(Dataset records)
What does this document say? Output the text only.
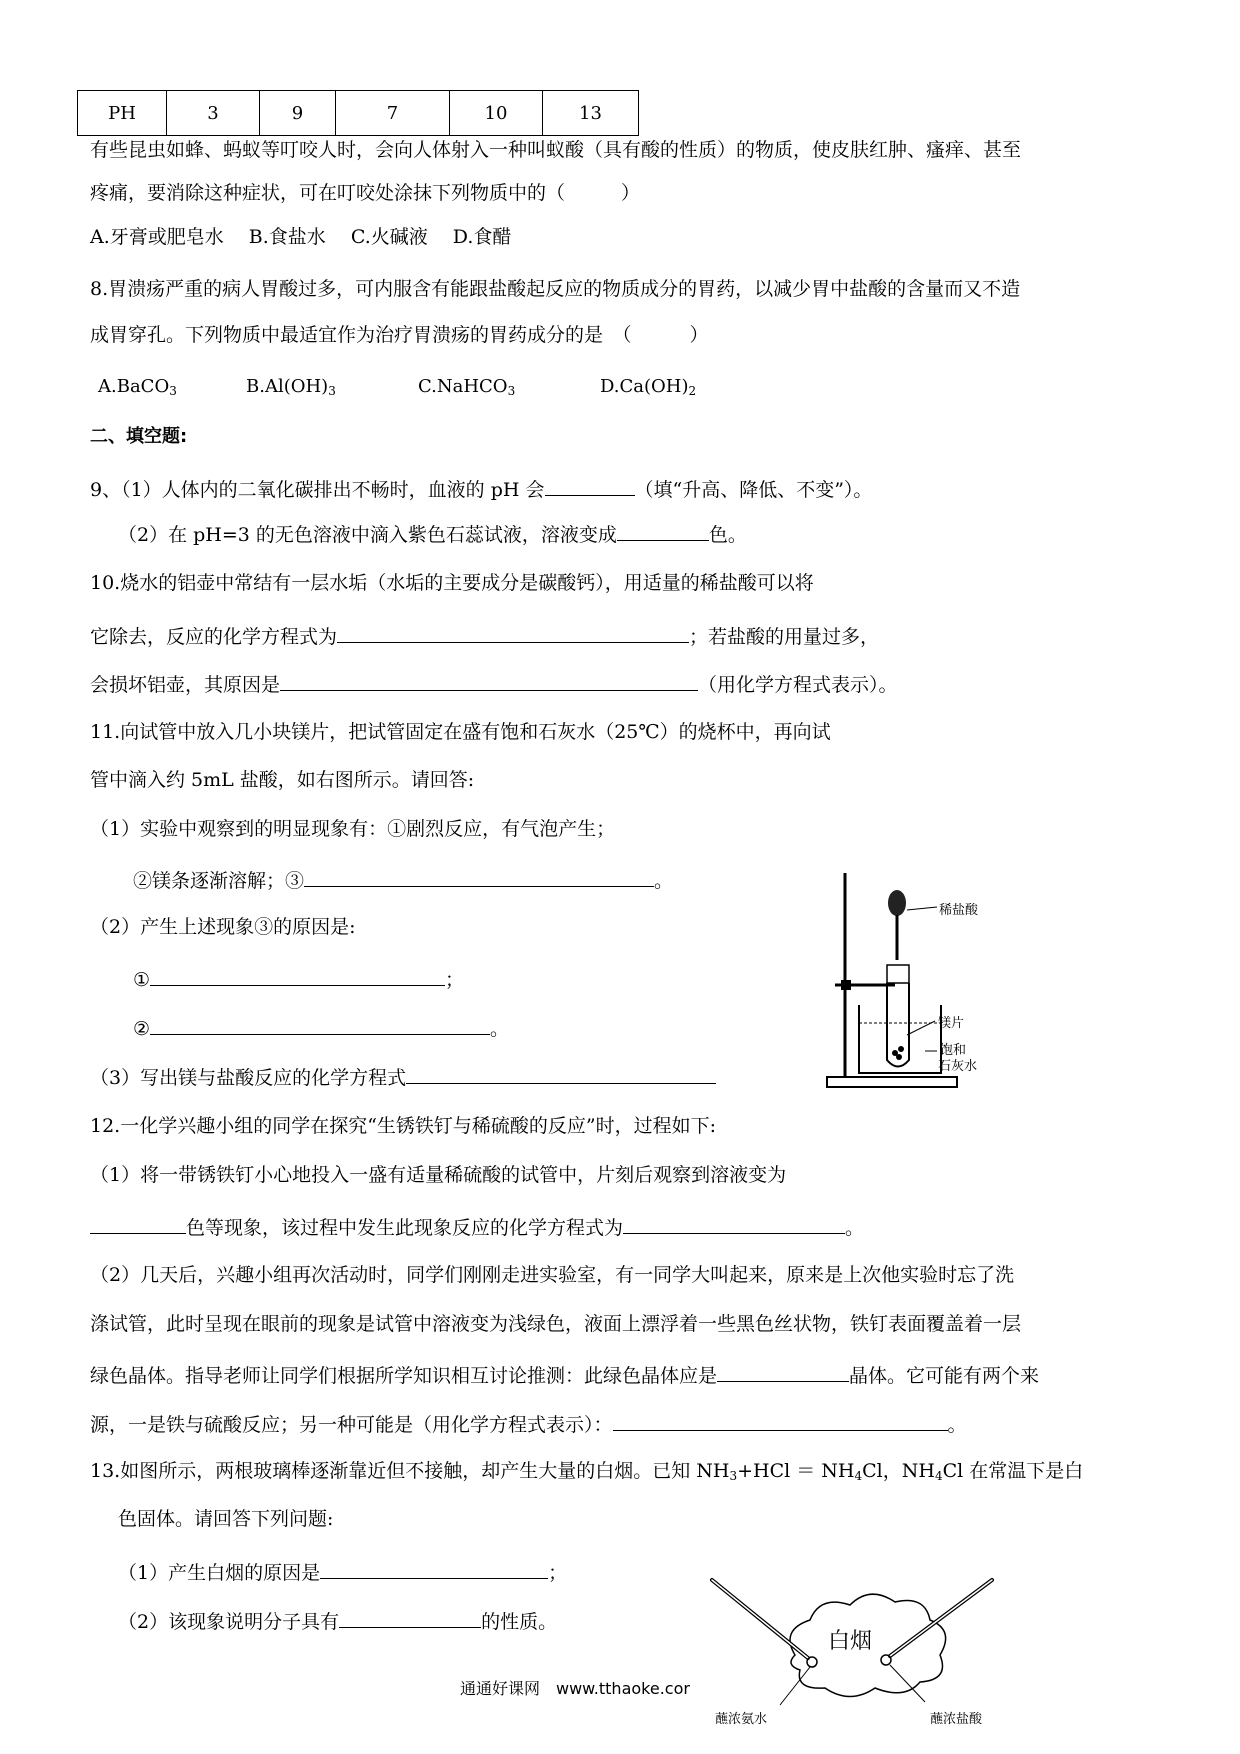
PH	3	9	7	10	13
有些昆虫如蜂、蚂蚁等叮咬人时，会向人体射入一种叫蚁酸（具有酸的性质）的物质，使皮肤红肿、瘙痒、甚至
疼痛，要消除这种症状，可在叮咬处涂抹下列物质中的（	）
A.牙膏或肥皂水　 B.食盐水　 C.火碱液　 D.食醋
8.胃溃疡严重的病人胃酸过多，可内服含有能跟盐酸起反应的物质成分的胃药，以减少胃中盐酸的含量而又不造
成胃穿孔。下列物质中最适宜作为治疗胃溃疡的胃药成分的是　（	）
A.BaCO$_3$	$B.Al(OH)_3$	C.NaHCO$_3$	$D.Ca(OH)_2$
二、填空题:
9、（1）人体内的二氧化碳排出不畅时，血液的 pH 会	（填“升高、降低、不变”）。
（2）在 pH=3 的无色溶液中滴入紫色石蕊试液，溶液变成	色。
10.烧水的铝壶中常结有一层水垢（水垢的主要成分是碳酸钙），用适量的稀盐酸可以将
它除去，反应的化学方程式为	；若盐酸的用量过多，
会损坏铝壶，其原因是	（用化学方程式表示）。
11.向试管中放入几小块镁片，把试管固定在盛有饱和石灰水（25℃）的烧杯中，再向试
管中滴入约 5mL 盐酸，如右图所示。请回答:
（1）实验中观察到的明显现象有：①剧烈反应，有气泡产生；
②镁条逐渐溶解；③	。
（2）产生上述现象③的原因是:
①	；
②	。
（3）写出镁与盐酸反应的化学方程式
稀盐酸
镁片
饱和
石灰水
12.一化学兴趣小组的同学在探究“生锈铁钉与稀硫酸的反应”时，过程如下:
（1）将一带锈铁钉小心地投入一盛有适量稀硫酸的试管中，片刻后观察到溶液变为
色等现象，该过程中发生此现象反应的化学方程式为	。
（2）几天后，兴趣小组再次活动时，同学们刚刚走进实验室，有一同学大叫起来，原来是上次他实验时忘了洗
涤试管，此时呈现在眼前的现象是试管中溶液变为浅绿色，液面上漂浮着一些黑色丝状物，铁钉表面覆盖着一层
绿色晶体。指导老师让同学们根据所学知识相互讨论推测：此绿色晶体应是	晶体。它可能有两个来
源，一是铁与硫酸反应；另一种可能是（用化学方程式表示）：	。
13.如图所示，两根玻璃棒逐渐靠近但不接触，却产生大量的白烟。已知 $NH_3+HCl = NH_4Cl$，$NH_4Cl$ 在常温下是白
色固体。请回答下列问题:
（1）产生白烟的原因是	；
（2）该现象说明分子具有	的性质。
白烟
蘸浓氨水	蘸浓盐酸
通通好课网　www.tthaoke.cor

Written request: Search the listing above for the string "用化学方程式表示". Copy every line that contains it.

Exercise solution:
会损坏铝壶，其原因是	（用化学方程式表示）。
源，一是铁与硫酸反应；另一种可能是（用化学方程式表示）：	。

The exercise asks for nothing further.